-- start Records to use --

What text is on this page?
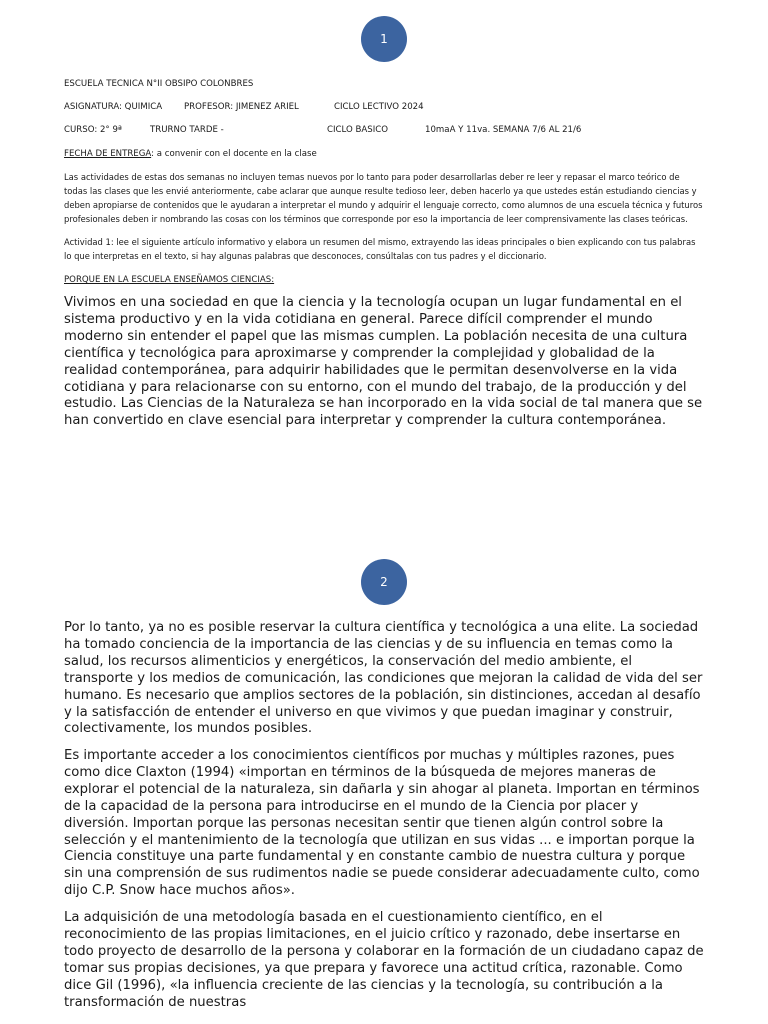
1
ESCUELA TECNICA N°II OBSIPO COLONBRES
ASIGNATURA: QUIMICA	PROFESOR: JIMENEZ ARIEL	CICLO LECTIVO 2024
CURSO: 2° 9ª	TRURNO TARDE -	CICLO BASICO	10maA Y 11va. SEMANA 7/6 AL 21/6
FECHA DE ENTREGA: a convenir con el docente en la clase
Las actividades de estas dos semanas no incluyen temas nuevos por lo tanto para poder desarrollarlas deber re leer y repasar el marco teórico de todas las clases que les envié anteriormente, cabe aclarar que aunque resulte tedioso leer, deben hacerlo ya que ustedes están estudiando ciencias y deben apropiarse de contenidos que le ayudaran a interpretar el mundo y adquirir el lenguaje correcto, como alumnos de una escuela técnica y futuros profesionales deben ir nombrando las cosas con los términos que corresponde por eso la importancia de leer comprensivamente las clases teóricas.
Actividad 1: lee el siguiente artículo informativo y elabora un resumen del mismo, extrayendo las ideas principales o bien explicando con tus palabras lo que interpretas en el texto, si hay algunas palabras que desconoces, consúltalas con tus padres y el diccionario.
PORQUE EN LA ESCUELA ENSEÑAMOS CIENCIAS:

Vivimos en una sociedad en que la ciencia y la tecnología ocupan un lugar fundamental en el sistema productivo y en la vida cotidiana en general. Parece difícil comprender el mundo moderno sin entender el papel que las mismas cumplen. La población necesita de una cultura científica y tecnológica para aproximarse y comprender la complejidad y globalidad de la realidad contemporánea, para adquirir habilidades que le permitan desenvolverse en la vida cotidiana y para relacionarse con su entorno, con el mundo del trabajo, de la producción y del estudio. Las Ciencias de la Naturaleza se han incorporado en la vida social de tal manera que se han convertido en clave esencial para interpretar y comprender la cultura contemporánea.

2

Por lo tanto, ya no es posible reservar la cultura científica y tecnológica a una elite. La sociedad ha tomado conciencia de la importancia de las ciencias y de su influencia en temas como la salud, los recursos alimenticios y energéticos, la conservación del medio ambiente, el transporte y los medios de comunicación, las condiciones que mejoran la calidad de vida del ser humano. Es necesario que amplios sectores de la población, sin distinciones, accedan al desafío y la satisfacción de entender el universo en que vivimos y que puedan imaginar y construir, colectivamente, los mundos posibles.

Es importante acceder a los conocimientos científicos por muchas y múltiples razones, pues como dice Claxton (1994) «importan en términos de la búsqueda de mejores maneras de explorar el potencial de la naturaleza, sin dañarla y sin ahogar al planeta. Importan en términos de la capacidad de la persona para introducirse en el mundo de la Ciencia por placer y diversión. Importan porque las personas necesitan sentir que tienen algún control sobre la selección y el mantenimiento de la tecnología que utilizan en sus vidas ... e importan porque la Ciencia constituye una parte fundamental y en constante cambio de nuestra cultura y porque sin una comprensión de sus rudimentos nadie se puede considerar adecuadamente culto, como dijo C.P. Snow hace muchos años».

La adquisición de una metodología basada en el cuestionamiento científico, en el reconocimiento de las propias limitaciones, en el juicio crítico y razonado, debe insertarse en todo proyecto de desarrollo de la persona y colaborar en la formación de un ciudadano capaz de tomar sus propias decisiones, ya que prepara y favorece una actitud crítica, razonable. Como dice Gil (1996), «la influencia creciente de las ciencias y la tecnología, su contribución a la transformación de nuestras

-- end Records to use --

**Your task:** Leave the pictures out and copy the rest of the data exactly.

**Solution to this problem:**
What text is on this page?
1
ESCUELA TECNICA N°II OBSIPO COLONBRES
ASIGNATURA: QUIMICA	PROFESOR: JIMENEZ ARIEL	CICLO LECTIVO 2024
CURSO: 2° 9ª	TRURNO TARDE -	CICLO BASICO	10maA Y 11va. SEMANA 7/6 AL 21/6
FECHA DE ENTREGA: a convenir con el docente en la clase
Las actividades de estas dos semanas no incluyen temas nuevos por lo tanto para poder desarrollarlas deber re leer y repasar el marco teórico de todas las clases que les envié anteriormente, cabe aclarar que aunque resulte tedioso leer, deben hacerlo ya que ustedes están estudiando ciencias y deben apropiarse de contenidos que le ayudaran a interpretar el mundo y adquirir el lenguaje correcto, como alumnos de una escuela técnica y futuros profesionales deben ir nombrando las cosas con los términos que corresponde por eso la importancia de leer comprensivamente las clases teóricas.
Actividad 1: lee el siguiente artículo informativo y elabora un resumen del mismo, extrayendo las ideas principales o bien explicando con tus palabras lo que interpretas en el texto, si hay algunas palabras que desconoces, consúltalas con tus padres y el diccionario.
PORQUE EN LA ESCUELA ENSEÑAMOS CIENCIAS:

Vivimos en una sociedad en que la ciencia y la tecnología ocupan un lugar fundamental en el sistema productivo y en la vida cotidiana en general. Parece difícil comprender el mundo moderno sin entender el papel que las mismas cumplen. La población necesita de una cultura científica y tecnológica para aproximarse y comprender la complejidad y globalidad de la realidad contemporánea, para adquirir habilidades que le permitan desenvolverse en la vida cotidiana y para relacionarse con su entorno, con el mundo del trabajo, de la producción y del estudio. Las Ciencias de la Naturaleza se han incorporado en la vida social de tal manera que se han convertido en clave esencial para interpretar y comprender la cultura contemporánea.

2

Por lo tanto, ya no es posible reservar la cultura científica y tecnológica a una elite. La sociedad ha tomado conciencia de la importancia de las ciencias y de su influencia en temas como la salud, los recursos alimenticios y energéticos, la conservación del medio ambiente, el transporte y los medios de comunicación, las condiciones que mejoran la calidad de vida del ser humano. Es necesario que amplios sectores de la población, sin distinciones, accedan al desafío y la satisfacción de entender el universo en que vivimos y que puedan imaginar y construir, colectivamente, los mundos posibles.

Es importante acceder a los conocimientos científicos por muchas y múltiples razones, pues como dice Claxton (1994) «importan en términos de la búsqueda de mejores maneras de explorar el potencial de la naturaleza, sin dañarla y sin ahogar al planeta. Importan en términos de la capacidad de la persona para introducirse en el mundo de la Ciencia por placer y diversión. Importan porque las personas necesitan sentir que tienen algún control sobre la selección y el mantenimiento de la tecnología que utilizan en sus vidas ... e importan porque la Ciencia constituye una parte fundamental y en constante cambio de nuestra cultura y porque sin una comprensión de sus rudimentos nadie se puede considerar adecuadamente culto, como dijo C.P. Snow hace muchos años».

La adquisición de una metodología basada en el cuestionamiento científico, en el reconocimiento de las propias limitaciones, en el juicio crítico y razonado, debe insertarse en todo proyecto de desarrollo de la persona y colaborar en la formación de un ciudadano capaz de tomar sus propias decisiones, ya que prepara y favorece una actitud crítica, razonable. Como dice Gil (1996), «la influencia creciente de las ciencias y la tecnología, su contribución a la transformación de nuestras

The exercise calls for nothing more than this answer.